Items from a data source:
---*---
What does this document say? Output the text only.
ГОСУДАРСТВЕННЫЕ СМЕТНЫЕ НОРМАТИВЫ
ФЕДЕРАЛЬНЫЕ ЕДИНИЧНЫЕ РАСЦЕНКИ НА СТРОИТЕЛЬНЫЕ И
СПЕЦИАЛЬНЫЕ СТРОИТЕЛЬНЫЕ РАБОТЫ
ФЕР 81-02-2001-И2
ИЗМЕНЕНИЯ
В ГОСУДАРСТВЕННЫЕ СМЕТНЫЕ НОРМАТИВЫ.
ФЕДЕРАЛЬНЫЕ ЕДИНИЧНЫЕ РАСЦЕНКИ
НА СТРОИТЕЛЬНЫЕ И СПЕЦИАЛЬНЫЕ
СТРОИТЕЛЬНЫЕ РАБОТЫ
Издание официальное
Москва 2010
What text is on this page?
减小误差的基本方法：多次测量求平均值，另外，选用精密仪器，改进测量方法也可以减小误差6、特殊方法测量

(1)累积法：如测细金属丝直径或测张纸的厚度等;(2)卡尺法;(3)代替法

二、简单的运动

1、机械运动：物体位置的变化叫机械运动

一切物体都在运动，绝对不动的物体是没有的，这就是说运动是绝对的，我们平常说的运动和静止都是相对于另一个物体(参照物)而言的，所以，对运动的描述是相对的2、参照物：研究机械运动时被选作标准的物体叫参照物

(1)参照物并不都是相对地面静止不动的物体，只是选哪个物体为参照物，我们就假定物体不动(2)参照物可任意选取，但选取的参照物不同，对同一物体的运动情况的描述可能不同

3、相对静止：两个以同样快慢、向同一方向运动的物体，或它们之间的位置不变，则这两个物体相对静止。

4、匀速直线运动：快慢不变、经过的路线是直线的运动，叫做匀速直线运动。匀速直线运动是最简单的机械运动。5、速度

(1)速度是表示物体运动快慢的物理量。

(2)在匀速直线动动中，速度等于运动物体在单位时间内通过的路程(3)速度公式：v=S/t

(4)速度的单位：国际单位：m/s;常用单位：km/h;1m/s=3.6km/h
---*---
◆ **Prompt**
Everything from the line containing "What text is on this page?" through the last line of the records must be given again exactly; leave out all other lines.

◆ **Result of this task**
What text is on this page?
减小误差的基本方法：多次测量求平均值，另外，选用精密仪器，改进测量方法也可以减小误差6、特殊方法测量

(1)累积法：如测细金属丝直径或测张纸的厚度等;(2)卡尺法;(3)代替法

二、简单的运动

1、机械运动：物体位置的变化叫机械运动

一切物体都在运动，绝对不动的物体是没有的，这就是说运动是绝对的，我们平常说的运动和静止都是相对于另一个物体(参照物)而言的，所以，对运动的描述是相对的2、参照物：研究机械运动时被选作标准的物体叫参照物

(1)参照物并不都是相对地面静止不动的物体，只是选哪个物体为参照物，我们就假定物体不动(2)参照物可任意选取，但选取的参照物不同，对同一物体的运动情况的描述可能不同

3、相对静止：两个以同样快慢、向同一方向运动的物体，或它们之间的位置不变，则这两个物体相对静止。

4、匀速直线运动：快慢不变、经过的路线是直线的运动，叫做匀速直线运动。匀速直线运动是最简单的机械运动。5、速度

(1)速度是表示物体运动快慢的物理量。

(2)在匀速直线动动中，速度等于运动物体在单位时间内通过的路程(3)速度公式：v=S/t

(4)速度的单位：国际单位：m/s;常用单位：km/h;1m/s=3.6km/h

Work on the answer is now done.